Written task A
List every distinct posting date that appears in the forum thread about the Husqvarna K760 cut off saw.
Written task B
From the forum thread about the Husqvarna K760 cut off saw, copy the passage between "I know it’s" and "sidewall (Apr 7, 2019)", inclusive.

Text block
============
# Husqvarna K760 cut off saw



## Efisher26 (Apr 7, 2019)

I know it’s not a chainsaw but it’s close. I’m having issues with the primer bulb being sucked in from suction build up. All fuel lines are open. I switched in a new carb with same results. The bulb even works fine. When it’s together enough to run u can’t see around the carb for pinched fuel lines but don’t think it’s that. Anyone have some insight on this?


Sent from Tapatalk


----------



## s sidewall (Apr 7, 2019)

Fuel tank vent valve? Not using dual wall fuel line are you?

Steve


----------



## Efisher26 (Apr 8, 2019)

No double wall, technically it sucks gas through the carb first, then into the bulb, then the bulb ejects the gas back into the tank correct? The tube from bulb to tank is just a dump, it doesn’t (and doesn’t reach gas) going into the tank, just the pickup going into the carb does correct?


Sent from Tapatalk


----------



## s sidewall (Apr 8, 2019)

Correct.

Steve


----------



## s sidewall (Apr 8, 2019)

I've seen some Stihl primer bulbs with a spring in it, I guess for the same reason but I've never seen a bulb get sucked flat unless there was a restriction when priming. 

Steve


----------



## Efisher26 (Apr 8, 2019)

Safe to assume the carb is restricting flow, and the new one for that matter?


Sent from Tapatalk


----------



## s sidewall (Apr 9, 2019)

Hard to say, just I've never seen one do as you describe. For the heck of it, swap lines on primer bulb and see what happens.

Steve


----------
============
Stored rows
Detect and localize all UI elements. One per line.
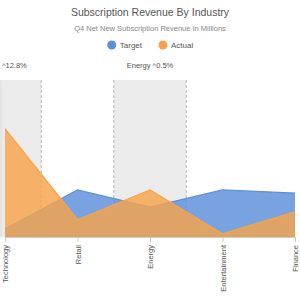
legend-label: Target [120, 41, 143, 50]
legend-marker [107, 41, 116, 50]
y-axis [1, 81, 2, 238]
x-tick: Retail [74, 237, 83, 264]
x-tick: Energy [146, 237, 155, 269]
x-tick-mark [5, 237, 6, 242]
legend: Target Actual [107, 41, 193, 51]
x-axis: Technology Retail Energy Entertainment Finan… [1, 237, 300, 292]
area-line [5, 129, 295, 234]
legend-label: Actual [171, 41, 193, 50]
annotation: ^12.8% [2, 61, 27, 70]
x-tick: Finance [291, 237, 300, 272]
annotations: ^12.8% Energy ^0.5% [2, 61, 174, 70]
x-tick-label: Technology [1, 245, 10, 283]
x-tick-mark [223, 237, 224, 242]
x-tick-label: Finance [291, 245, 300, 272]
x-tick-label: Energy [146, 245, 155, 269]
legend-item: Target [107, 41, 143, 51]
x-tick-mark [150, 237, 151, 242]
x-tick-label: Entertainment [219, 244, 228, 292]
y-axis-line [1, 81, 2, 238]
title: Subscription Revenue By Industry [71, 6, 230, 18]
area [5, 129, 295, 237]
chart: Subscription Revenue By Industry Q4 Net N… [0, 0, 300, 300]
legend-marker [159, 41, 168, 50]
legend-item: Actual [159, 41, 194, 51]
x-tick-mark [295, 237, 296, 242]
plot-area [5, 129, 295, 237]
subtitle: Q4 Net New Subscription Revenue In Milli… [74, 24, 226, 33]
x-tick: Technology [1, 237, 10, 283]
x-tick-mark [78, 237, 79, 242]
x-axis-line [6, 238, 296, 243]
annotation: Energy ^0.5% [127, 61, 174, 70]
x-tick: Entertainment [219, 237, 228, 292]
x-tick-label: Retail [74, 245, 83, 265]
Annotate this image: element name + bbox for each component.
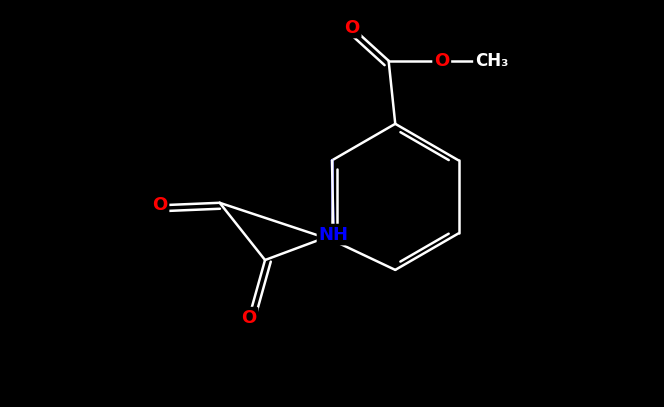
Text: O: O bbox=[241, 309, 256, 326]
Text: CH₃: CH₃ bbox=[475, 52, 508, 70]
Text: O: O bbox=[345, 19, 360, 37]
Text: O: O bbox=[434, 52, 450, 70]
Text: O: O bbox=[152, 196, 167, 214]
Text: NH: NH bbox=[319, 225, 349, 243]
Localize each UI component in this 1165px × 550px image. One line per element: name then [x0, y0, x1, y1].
============
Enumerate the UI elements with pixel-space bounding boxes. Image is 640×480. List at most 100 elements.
============
Task answer A
Apr 7, 2019
Apr 8, 2019
Apr 9, 2019

Task answer B
I know it’s not a chainsaw but it’s close. I’m having issues with the primer bulb being sucked in from suction build up. All fuel lines are open. I switched in a new carb with same results. The bulb even works fine. When it’s together enough to run u can’t see around the carb for pinched fuel lines but don’t think it’s that. Anyone have some insight on this?


Sent from Tapatalk


----------



## s sidewall (Apr 7, 2019)